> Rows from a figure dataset

§ §

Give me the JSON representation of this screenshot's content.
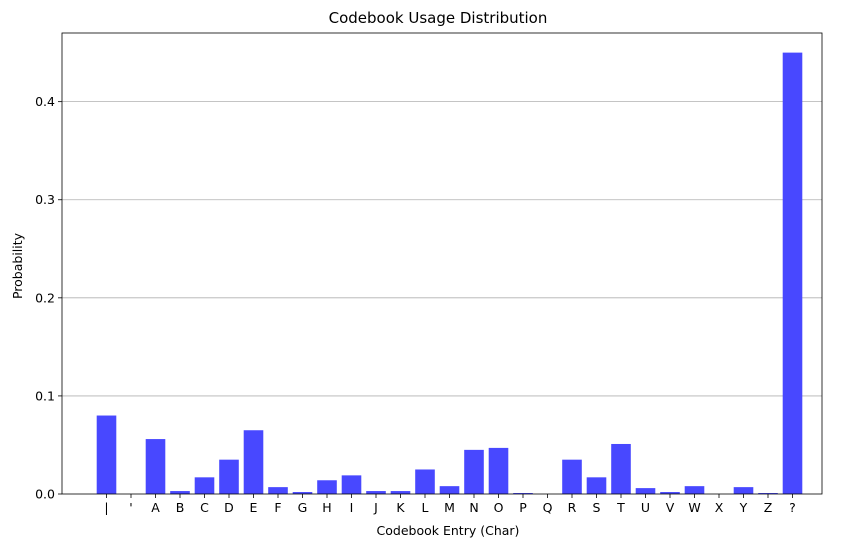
{
  "chart_data": {
    "type": "bar",
    "title": "Codebook Usage Distribution",
    "xlabel": "Codebook Entry (Char)",
    "ylabel": "Probability",
    "ylim": [
      0,
      0.47
    ],
    "yticks": [
      "0.0",
      "0.1",
      "0.2",
      "0.3",
      "0.4"
    ],
    "ytick_values": [
      0.0,
      0.1,
      0.2,
      0.3,
      0.4
    ],
    "grid": "horizontal",
    "bar_color": "#4848ff",
    "categories": [
      "|",
      "'",
      "A",
      "B",
      "C",
      "D",
      "E",
      "F",
      "G",
      "H",
      "I",
      "J",
      "K",
      "L",
      "M",
      "N",
      "O",
      "P",
      "Q",
      "R",
      "S",
      "T",
      "U",
      "V",
      "W",
      "X",
      "Y",
      "Z",
      "?"
    ],
    "values": [
      0.08,
      0.0,
      0.056,
      0.003,
      0.017,
      0.035,
      0.065,
      0.007,
      0.002,
      0.014,
      0.019,
      0.003,
      0.003,
      0.025,
      0.008,
      0.045,
      0.047,
      0.001,
      0.0,
      0.035,
      0.017,
      0.051,
      0.006,
      0.002,
      0.008,
      0.0,
      0.007,
      0.001,
      0.45
    ]
  }
}
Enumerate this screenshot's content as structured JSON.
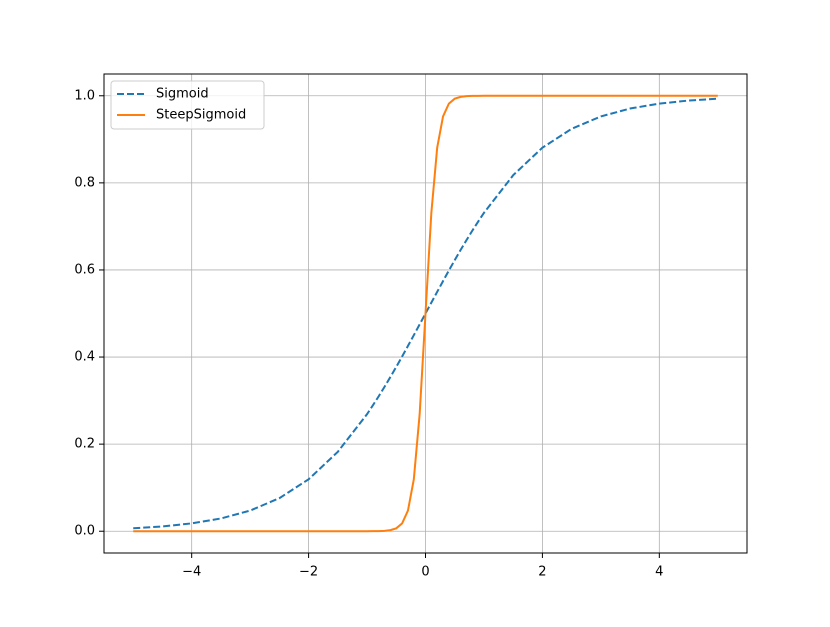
{
  "chart_data": {
    "type": "line",
    "x": [
      -5,
      -4.5,
      -4,
      -3.5,
      -3,
      -2.5,
      -2,
      -1.5,
      -1,
      -0.9,
      -0.8,
      -0.7,
      -0.6,
      -0.5,
      -0.4,
      -0.3,
      -0.2,
      -0.1,
      0,
      0.1,
      0.2,
      0.3,
      0.4,
      0.5,
      0.6,
      0.7,
      0.8,
      0.9,
      1,
      1.5,
      2,
      2.5,
      3,
      3.5,
      4,
      4.5,
      5
    ],
    "series": [
      {
        "name": "Sigmoid",
        "color": "#1f77b4",
        "linestyle": "dashed",
        "values": [
          0.0067,
          0.011,
          0.018,
          0.0293,
          0.0474,
          0.0759,
          0.1192,
          0.1824,
          0.2689,
          0.2891,
          0.31,
          0.3318,
          0.3543,
          0.3775,
          0.4013,
          0.4256,
          0.4502,
          0.475,
          0.5,
          0.525,
          0.5498,
          0.5744,
          0.5987,
          0.6225,
          0.6457,
          0.6682,
          0.69,
          0.7109,
          0.7311,
          0.8176,
          0.8808,
          0.9241,
          0.9526,
          0.9707,
          0.982,
          0.989,
          0.9933
        ]
      },
      {
        "name": "SteepSigmoid",
        "color": "#ff7f0e",
        "linestyle": "solid",
        "values": [
          0,
          0,
          0,
          0,
          0,
          0,
          0,
          0,
          0,
          0.0001,
          0.0003,
          0.0009,
          0.0025,
          0.0067,
          0.018,
          0.0474,
          0.1192,
          0.2689,
          0.5,
          0.7311,
          0.8808,
          0.9526,
          0.982,
          0.9933,
          0.9975,
          0.9991,
          0.9997,
          0.9999,
          1,
          1,
          1,
          1,
          1,
          1,
          1,
          1,
          1
        ]
      }
    ],
    "xlim": [
      -5.5,
      5.5
    ],
    "xticks": [
      {
        "value": -4,
        "label": "−4"
      },
      {
        "value": -2,
        "label": "−2"
      },
      0,
      2,
      4
    ],
    "ylim": [
      -0.05,
      1.05
    ],
    "yticks": [
      {
        "value": 0,
        "label": "0.0"
      },
      0.2,
      0.4,
      0.6,
      0.8,
      {
        "value": 1,
        "label": "1.0"
      }
    ],
    "grid": true,
    "legend": "upper-left"
  }
}
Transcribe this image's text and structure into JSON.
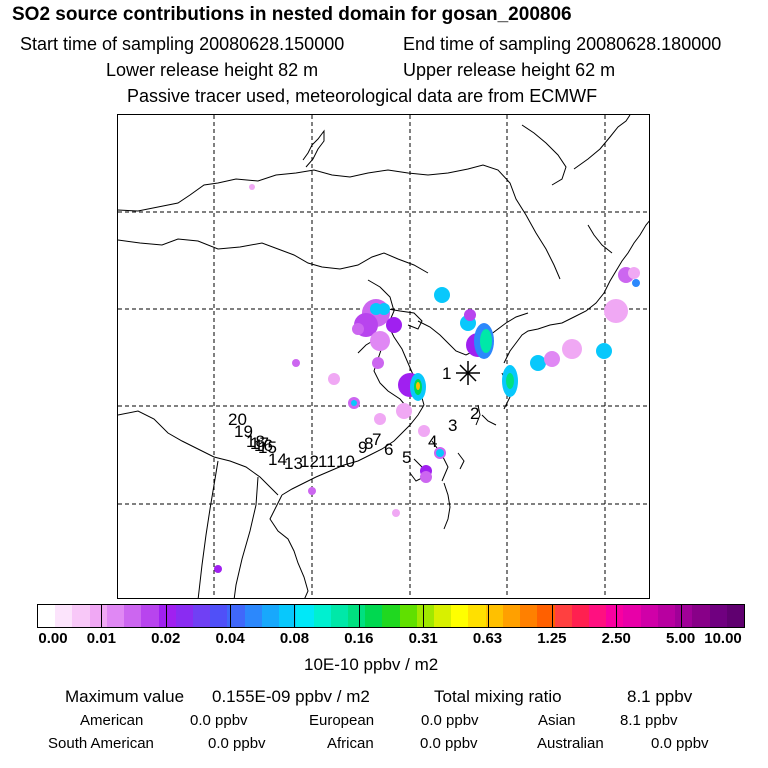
{
  "header": {
    "title": "SO2 source contributions in nested domain for gosan_200806",
    "start_time": "Start time of sampling 20080628.150000",
    "end_time": "End time of sampling 20080628.180000",
    "lower_release": "Lower release height   82 m",
    "upper_release": "Upper release height   62 m",
    "tracer_note": "Passive tracer used, meteorological data are from ECMWF"
  },
  "map": {
    "receptor_marker": "asterisk-icon",
    "trajectory_labels": [
      "1",
      "2",
      "3",
      "4",
      "5",
      "6",
      "7",
      "8",
      "9",
      "10",
      "11",
      "12",
      "13",
      "14",
      "15",
      "16",
      "17",
      "18",
      "19",
      "20"
    ]
  },
  "legend": {
    "ticks": [
      "0.00",
      "0.01",
      "0.02",
      "0.04",
      "0.08",
      "0.16",
      "0.31",
      "0.63",
      "1.25",
      "2.50",
      "5.00",
      "10.00"
    ],
    "colors": [
      "#ffffff",
      "#fce4fc",
      "#f8c8f8",
      "#f0a8f4",
      "#e088f4",
      "#cc66f0",
      "#b844ee",
      "#a020f0",
      "#8a2cf2",
      "#7040f4",
      "#5050f8",
      "#4068fa",
      "#2c88fc",
      "#18a8fc",
      "#08c8fc",
      "#00e8f8",
      "#00f0d0",
      "#00e8a8",
      "#00e080",
      "#00d850",
      "#20d820",
      "#60e000",
      "#a0e800",
      "#d8f000",
      "#ffff00",
      "#ffe000",
      "#ffc000",
      "#ffa000",
      "#ff8000",
      "#ff6000",
      "#ff4040",
      "#ff2050",
      "#ff1080",
      "#f800a0",
      "#e800a8",
      "#d000a8",
      "#b800a0",
      "#a00098",
      "#880088",
      "#700080",
      "#600070"
    ],
    "unit": "10E-10 ppbv / m2"
  },
  "stats": {
    "max_label": "Maximum value",
    "max_value": "0.155E-09 ppbv / m2",
    "total_label": "Total mixing ratio",
    "total_value": "8.1 ppbv",
    "regions": [
      {
        "name": "American",
        "value": "0.0 ppbv"
      },
      {
        "name": "European",
        "value": "0.0 ppbv"
      },
      {
        "name": "Asian",
        "value": "8.1 ppbv"
      },
      {
        "name": "South American",
        "value": "0.0 ppbv"
      },
      {
        "name": "African",
        "value": "0.0 ppbv"
      },
      {
        "name": "Australian",
        "value": "0.0 ppbv"
      }
    ]
  }
}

§ §

Select the lines in this material that hold the word "height", leaving none out.

> ANSWER TO THE PROBLEM
    "lower_release": "Lower release height   82 m",
    "upper_release": "Upper release height   62 m",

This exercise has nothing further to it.